RECORD EXTRACTS:
# # # # #

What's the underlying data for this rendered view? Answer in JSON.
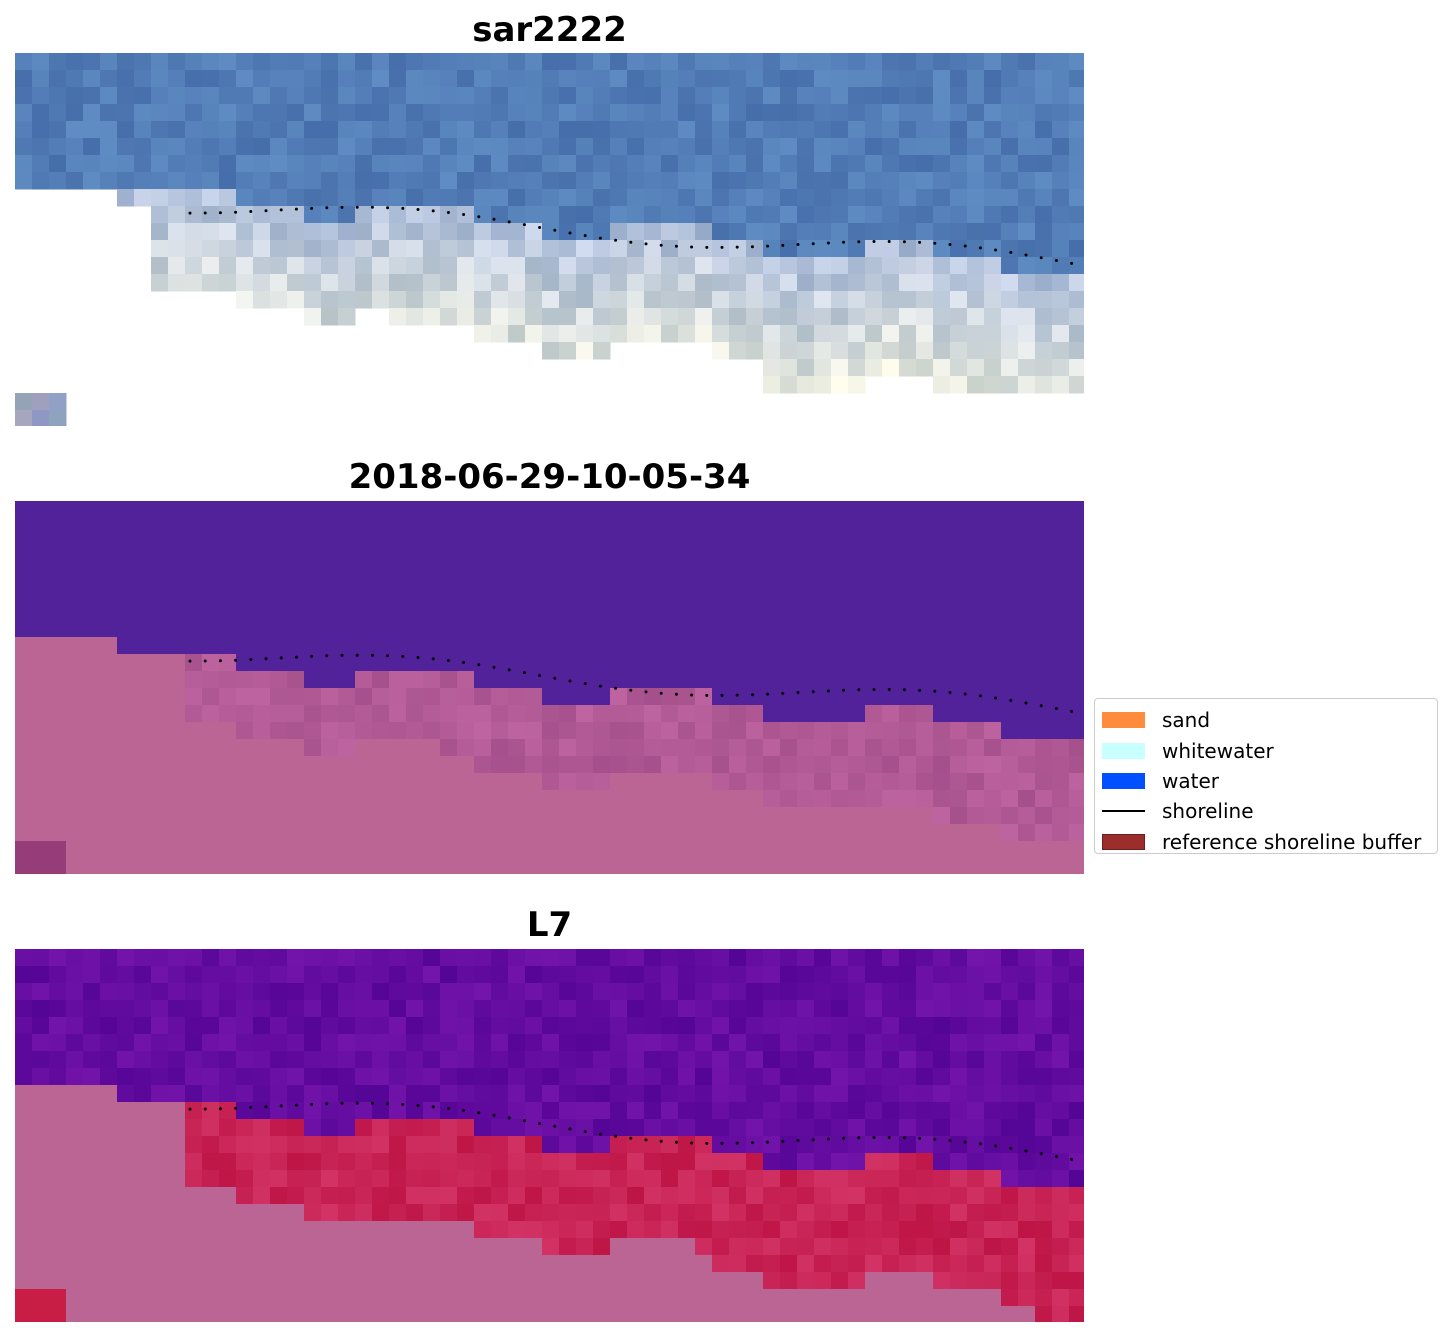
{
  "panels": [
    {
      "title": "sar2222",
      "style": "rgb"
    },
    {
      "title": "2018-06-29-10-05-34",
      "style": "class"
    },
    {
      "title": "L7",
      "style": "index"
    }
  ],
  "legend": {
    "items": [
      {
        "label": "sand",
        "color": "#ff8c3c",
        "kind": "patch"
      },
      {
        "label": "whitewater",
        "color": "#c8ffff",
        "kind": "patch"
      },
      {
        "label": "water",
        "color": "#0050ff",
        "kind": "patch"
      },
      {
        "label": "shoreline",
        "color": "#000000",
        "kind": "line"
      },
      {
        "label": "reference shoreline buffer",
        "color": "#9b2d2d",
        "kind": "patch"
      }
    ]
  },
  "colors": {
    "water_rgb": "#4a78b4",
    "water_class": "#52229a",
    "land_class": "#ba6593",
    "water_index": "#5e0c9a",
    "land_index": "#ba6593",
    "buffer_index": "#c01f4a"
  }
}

# # # # #

WHAT IS BEING ASKED:
From the listing above, copy all lines holding the word "shoreline".

EXERCISE OUTPUT:
        "label": "shoreline",
        "label": "reference shoreline buffer",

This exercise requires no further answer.